──────── Recorded data

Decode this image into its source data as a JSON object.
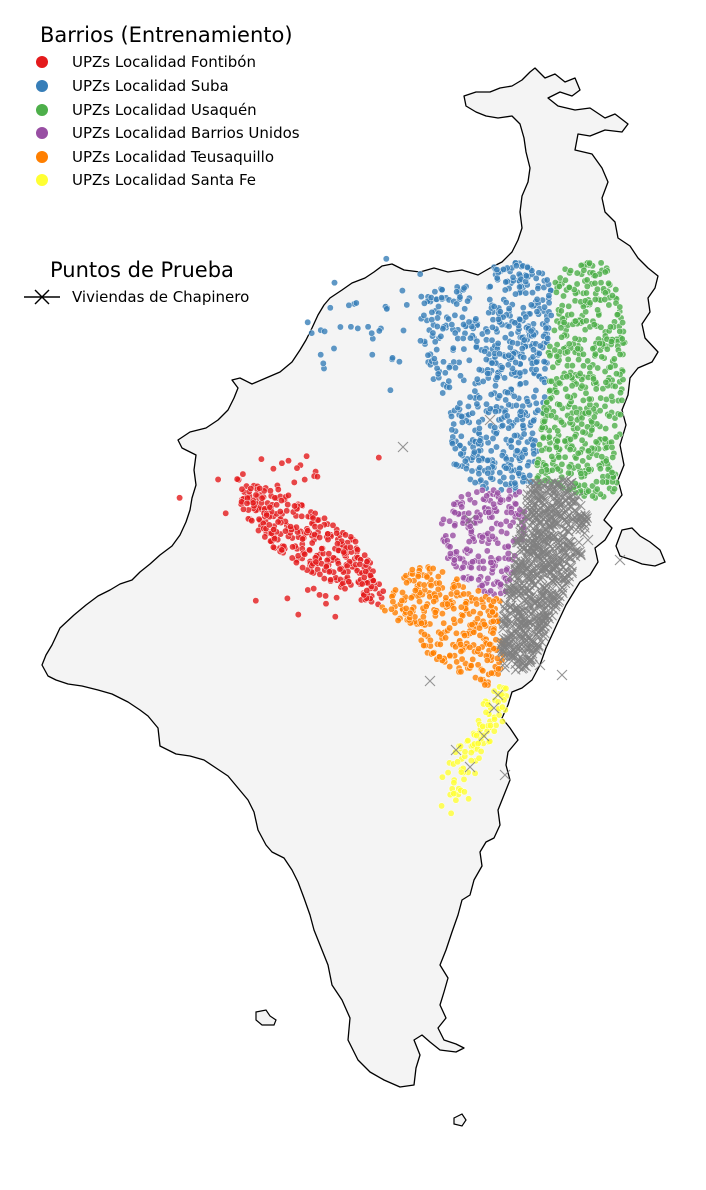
{
  "legend_training": {
    "title": "Barrios (Entrenamiento)",
    "items": [
      {
        "label": "UPZs Localidad Fontibón",
        "color": "#e41a1c"
      },
      {
        "label": "UPZs Localidad Suba",
        "color": "#377eb8"
      },
      {
        "label": "UPZs Localidad Usaquén",
        "color": "#4daf4a"
      },
      {
        "label": "UPZs Localidad Barrios Unidos",
        "color": "#984ea3"
      },
      {
        "label": "UPZs Localidad Teusaquillo",
        "color": "#ff7f00"
      },
      {
        "label": "UPZs Localidad Santa Fe",
        "color": "#ffff33"
      }
    ]
  },
  "legend_test": {
    "title": "Puntos de Prueba",
    "items": [
      {
        "label": "Viviendas de Chapinero",
        "color": "#808080",
        "marker": "x-marker-icon"
      }
    ]
  },
  "map": {
    "region_fill": "#f4f4f4",
    "border_color": "#000000"
  }
}
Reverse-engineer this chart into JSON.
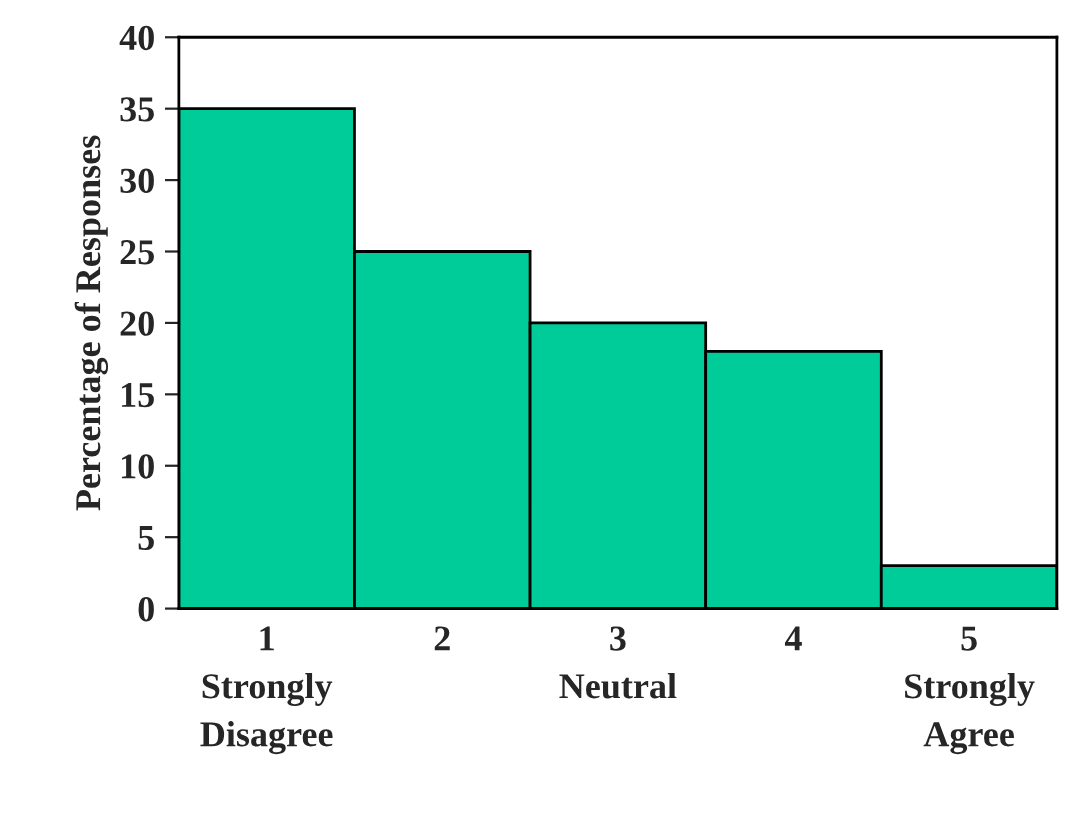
{
  "chart_data": {
    "type": "bar",
    "categories": [
      "1\nStrongly\nDisagree",
      "2",
      "3\nNeutral",
      "4",
      "5\nStrongly\nAgree"
    ],
    "values": [
      35,
      25,
      20,
      18,
      3
    ],
    "color": "#00cc99",
    "ylabel": "Percentage of Responses",
    "ylim": [
      0,
      40
    ],
    "yticks": [
      0,
      5,
      10,
      15,
      20,
      25,
      30,
      35,
      40
    ],
    "grid": false,
    "legend": false
  }
}
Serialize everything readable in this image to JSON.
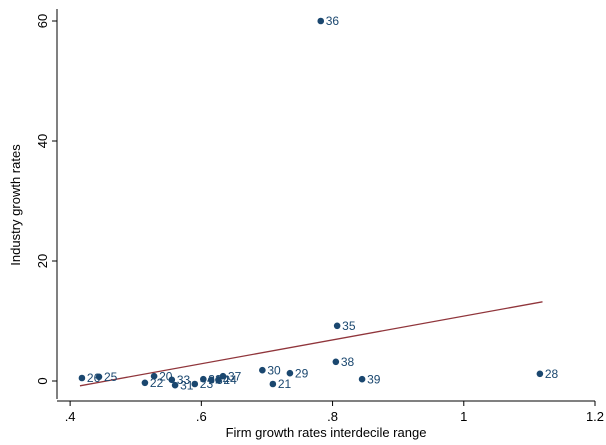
{
  "chart_data": {
    "type": "scatter",
    "x_label": "Firm growth rates interdecile range",
    "y_label": "Industry growth rates",
    "color": "#1a476f",
    "fit_color": "#90353b",
    "xlim": [
      0.38,
      1.2
    ],
    "ylim": [
      -3,
      62
    ],
    "xticks": [
      {
        "value": 0.4,
        "label": ".4"
      },
      {
        "value": 0.6,
        "label": ".6"
      },
      {
        "value": 0.8,
        "label": ".8"
      },
      1,
      1.2
    ],
    "yticks": [
      0,
      20,
      40,
      60
    ],
    "series": [
      {
        "labels": [
          "36",
          "35",
          "38",
          "39",
          "28",
          "30",
          "29",
          "21",
          "37",
          "24",
          "34",
          "32",
          "23",
          "31",
          "33",
          "20",
          "22",
          "25",
          "26"
        ],
        "x": [
          0.782,
          0.807,
          0.805,
          0.845,
          1.116,
          0.693,
          0.735,
          0.709,
          0.633,
          0.626,
          0.615,
          0.603,
          0.59,
          0.56,
          0.555,
          0.528,
          0.514,
          0.444,
          0.418
        ],
        "values": [
          60,
          9.2,
          3.2,
          0.3,
          1.2,
          1.8,
          1.3,
          -0.5,
          0.8,
          0.2,
          0.2,
          0.3,
          -0.5,
          -0.7,
          0.2,
          0.8,
          -0.3,
          0.7,
          0.5
        ]
      }
    ],
    "fit": {
      "x": [
        0.415,
        1.12
      ],
      "values": [
        -0.8,
        13.2
      ]
    }
  }
}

────────────────

Extract all the data above exactly, excluding every picture.

**Response to the task:**
Decode this image into its source data as a JSON object.
{
  "legend_training": {
    "title": "Barrios (Entrenamiento)",
    "items": [
      {
        "label": "UPZs Localidad Fontibón",
        "color": "#e41a1c"
      },
      {
        "label": "UPZs Localidad Suba",
        "color": "#377eb8"
      },
      {
        "label": "UPZs Localidad Usaquén",
        "color": "#4daf4a"
      },
      {
        "label": "UPZs Localidad Barrios Unidos",
        "color": "#984ea3"
      },
      {
        "label": "UPZs Localidad Teusaquillo",
        "color": "#ff7f00"
      },
      {
        "label": "UPZs Localidad Santa Fe",
        "color": "#ffff33"
      }
    ]
  },
  "legend_test": {
    "title": "Puntos de Prueba",
    "items": [
      {
        "label": "Viviendas de Chapinero",
        "color": "#808080",
        "marker": "x-marker-icon"
      }
    ]
  },
  "map": {
    "region_fill": "#f4f4f4",
    "border_color": "#000000"
  }
}
Reverse-engineer this chart into JSON.
{
  "chart_data": {
    "type": "bar",
    "categories": [
      "1\nStrongly\nDisagree",
      "2",
      "3\nNeutral",
      "4",
      "5\nStrongly\nAgree"
    ],
    "values": [
      35,
      25,
      20,
      18,
      3
    ],
    "color": "#00cc99",
    "ylabel": "Percentage of Responses",
    "ylim": [
      0,
      40
    ],
    "yticks": [
      0,
      5,
      10,
      15,
      20,
      25,
      30,
      35,
      40
    ],
    "grid": false,
    "legend": false
  }
}
Serialize everything readable in this image to JSON.
{
  "chart_data": {
    "type": "scatter",
    "x_label": "Firm growth rates interdecile range",
    "y_label": "Industry growth rates",
    "color": "#1a476f",
    "fit_color": "#90353b",
    "xlim": [
      0.38,
      1.2
    ],
    "ylim": [
      -3,
      62
    ],
    "xticks": [
      {
        "value": 0.4,
        "label": ".4"
      },
      {
        "value": 0.6,
        "label": ".6"
      },
      {
        "value": 0.8,
        "label": ".8"
      },
      1,
      1.2
    ],
    "yticks": [
      0,
      20,
      40,
      60
    ],
    "series": [
      {
        "labels": [
          "36",
          "35",
          "38",
          "39",
          "28",
          "30",
          "29",
          "21",
          "37",
          "24",
          "34",
          "32",
          "23",
          "31",
          "33",
          "20",
          "22",
          "25",
          "26"
        ],
        "x": [
          0.782,
          0.807,
          0.805,
          0.845,
          1.116,
          0.693,
          0.735,
          0.709,
          0.633,
          0.626,
          0.615,
          0.603,
          0.59,
          0.56,
          0.555,
          0.528,
          0.514,
          0.444,
          0.418
        ],
        "values": [
          60,
          9.2,
          3.2,
          0.3,
          1.2,
          1.8,
          1.3,
          -0.5,
          0.8,
          0.2,
          0.2,
          0.3,
          -0.5,
          -0.7,
          0.2,
          0.8,
          -0.3,
          0.7,
          0.5
        ]
      }
    ],
    "fit": {
      "x": [
        0.415,
        1.12
      ],
      "values": [
        -0.8,
        13.2
      ]
    }
  }
}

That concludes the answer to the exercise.